Entries from a visual dataset:

===============

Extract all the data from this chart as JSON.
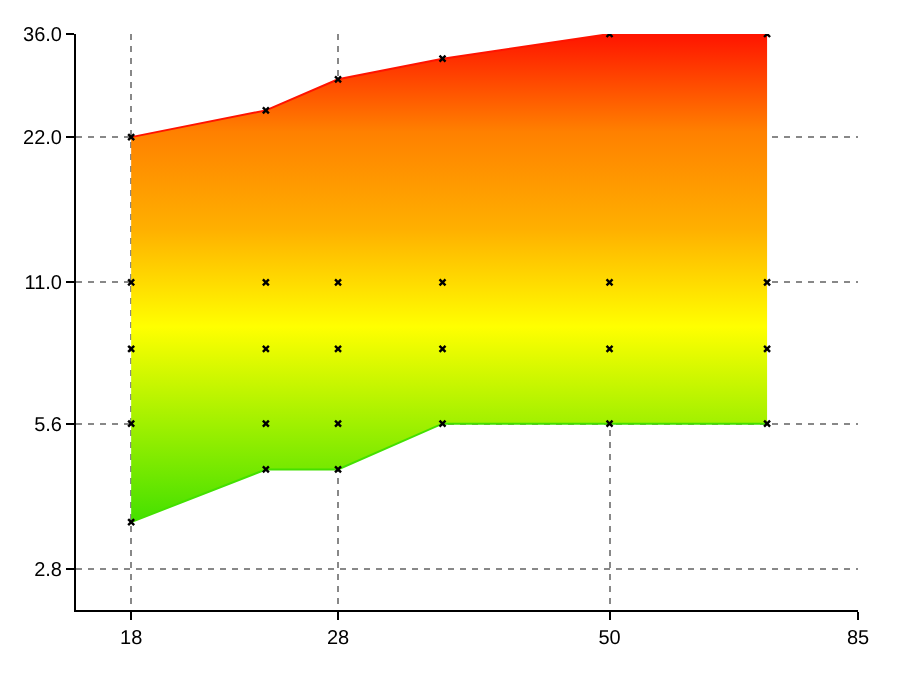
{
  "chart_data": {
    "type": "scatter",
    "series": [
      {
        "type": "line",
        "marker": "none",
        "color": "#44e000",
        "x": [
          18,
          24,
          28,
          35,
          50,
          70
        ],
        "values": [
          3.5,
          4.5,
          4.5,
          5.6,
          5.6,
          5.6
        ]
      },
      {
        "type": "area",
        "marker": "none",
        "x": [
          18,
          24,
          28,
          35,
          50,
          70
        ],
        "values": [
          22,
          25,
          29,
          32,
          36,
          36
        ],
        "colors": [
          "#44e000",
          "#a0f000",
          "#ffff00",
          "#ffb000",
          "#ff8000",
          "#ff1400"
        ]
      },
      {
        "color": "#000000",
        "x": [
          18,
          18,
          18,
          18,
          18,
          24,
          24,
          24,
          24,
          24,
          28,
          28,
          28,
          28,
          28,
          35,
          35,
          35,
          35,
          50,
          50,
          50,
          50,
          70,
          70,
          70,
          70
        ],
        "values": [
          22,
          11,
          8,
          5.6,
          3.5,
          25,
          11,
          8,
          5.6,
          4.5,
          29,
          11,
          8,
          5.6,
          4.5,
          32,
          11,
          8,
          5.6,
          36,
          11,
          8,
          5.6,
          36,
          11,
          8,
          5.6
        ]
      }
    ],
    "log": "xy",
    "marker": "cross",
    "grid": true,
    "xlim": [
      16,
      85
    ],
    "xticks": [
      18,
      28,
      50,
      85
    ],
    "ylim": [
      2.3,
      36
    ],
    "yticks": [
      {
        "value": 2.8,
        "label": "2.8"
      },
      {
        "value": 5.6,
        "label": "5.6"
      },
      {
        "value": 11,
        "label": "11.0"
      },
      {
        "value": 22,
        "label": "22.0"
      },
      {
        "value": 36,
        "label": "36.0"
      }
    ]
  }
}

===============

- [DIRECTIVE]
Leave the pictures out and output the rest of the listing exactly.

- [SOLUTION TO THE PROBLEM]
Extract all the data from this chart as JSON.
{
  "chart_data": {
    "type": "scatter",
    "series": [
      {
        "type": "line",
        "marker": "none",
        "color": "#44e000",
        "x": [
          18,
          24,
          28,
          35,
          50,
          70
        ],
        "values": [
          3.5,
          4.5,
          4.5,
          5.6,
          5.6,
          5.6
        ]
      },
      {
        "type": "area",
        "marker": "none",
        "x": [
          18,
          24,
          28,
          35,
          50,
          70
        ],
        "values": [
          22,
          25,
          29,
          32,
          36,
          36
        ],
        "colors": [
          "#44e000",
          "#a0f000",
          "#ffff00",
          "#ffb000",
          "#ff8000",
          "#ff1400"
        ]
      },
      {
        "color": "#000000",
        "x": [
          18,
          18,
          18,
          18,
          18,
          24,
          24,
          24,
          24,
          24,
          28,
          28,
          28,
          28,
          28,
          35,
          35,
          35,
          35,
          50,
          50,
          50,
          50,
          70,
          70,
          70,
          70
        ],
        "values": [
          22,
          11,
          8,
          5.6,
          3.5,
          25,
          11,
          8,
          5.6,
          4.5,
          29,
          11,
          8,
          5.6,
          4.5,
          32,
          11,
          8,
          5.6,
          36,
          11,
          8,
          5.6,
          36,
          11,
          8,
          5.6
        ]
      }
    ],
    "log": "xy",
    "marker": "cross",
    "grid": true,
    "xlim": [
      16,
      85
    ],
    "xticks": [
      18,
      28,
      50,
      85
    ],
    "ylim": [
      2.3,
      36
    ],
    "yticks": [
      {
        "value": 2.8,
        "label": "2.8"
      },
      {
        "value": 5.6,
        "label": "5.6"
      },
      {
        "value": 11,
        "label": "11.0"
      },
      {
        "value": 22,
        "label": "22.0"
      },
      {
        "value": 36,
        "label": "36.0"
      }
    ]
  }
}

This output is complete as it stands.